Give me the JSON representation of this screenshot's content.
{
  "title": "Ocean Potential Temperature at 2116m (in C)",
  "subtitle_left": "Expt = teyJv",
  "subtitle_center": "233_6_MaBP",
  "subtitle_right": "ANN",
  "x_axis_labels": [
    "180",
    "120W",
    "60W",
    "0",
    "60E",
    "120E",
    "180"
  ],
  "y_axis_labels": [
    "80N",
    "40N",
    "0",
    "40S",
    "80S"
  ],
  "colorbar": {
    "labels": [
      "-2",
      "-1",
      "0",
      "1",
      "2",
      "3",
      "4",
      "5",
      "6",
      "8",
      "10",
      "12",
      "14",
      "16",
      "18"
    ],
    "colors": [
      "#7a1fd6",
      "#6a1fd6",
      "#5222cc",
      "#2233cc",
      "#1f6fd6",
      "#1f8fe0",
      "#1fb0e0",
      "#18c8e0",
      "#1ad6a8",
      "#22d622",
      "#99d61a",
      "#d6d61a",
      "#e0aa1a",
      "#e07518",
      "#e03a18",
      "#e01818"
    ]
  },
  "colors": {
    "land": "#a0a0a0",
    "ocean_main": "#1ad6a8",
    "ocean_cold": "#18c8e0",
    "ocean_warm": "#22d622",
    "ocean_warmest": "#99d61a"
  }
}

§ WHAT THIS TASK INVOLVES
Write all of the records out again exactly.

§ COMPLETE ANSWER
Give me the JSON representation of this screenshot's content.
{
  "title": "Ocean Potential Temperature at 2116m (in C)",
  "subtitle_left": "Expt = teyJv",
  "subtitle_center": "233_6_MaBP",
  "subtitle_right": "ANN",
  "x_axis_labels": [
    "180",
    "120W",
    "60W",
    "0",
    "60E",
    "120E",
    "180"
  ],
  "y_axis_labels": [
    "80N",
    "40N",
    "0",
    "40S",
    "80S"
  ],
  "colorbar": {
    "labels": [
      "-2",
      "-1",
      "0",
      "1",
      "2",
      "3",
      "4",
      "5",
      "6",
      "8",
      "10",
      "12",
      "14",
      "16",
      "18"
    ],
    "colors": [
      "#7a1fd6",
      "#6a1fd6",
      "#5222cc",
      "#2233cc",
      "#1f6fd6",
      "#1f8fe0",
      "#1fb0e0",
      "#18c8e0",
      "#1ad6a8",
      "#22d622",
      "#99d61a",
      "#d6d61a",
      "#e0aa1a",
      "#e07518",
      "#e03a18",
      "#e01818"
    ]
  },
  "colors": {
    "land": "#a0a0a0",
    "ocean_main": "#1ad6a8",
    "ocean_cold": "#18c8e0",
    "ocean_warm": "#22d622",
    "ocean_warmest": "#99d61a"
  }
}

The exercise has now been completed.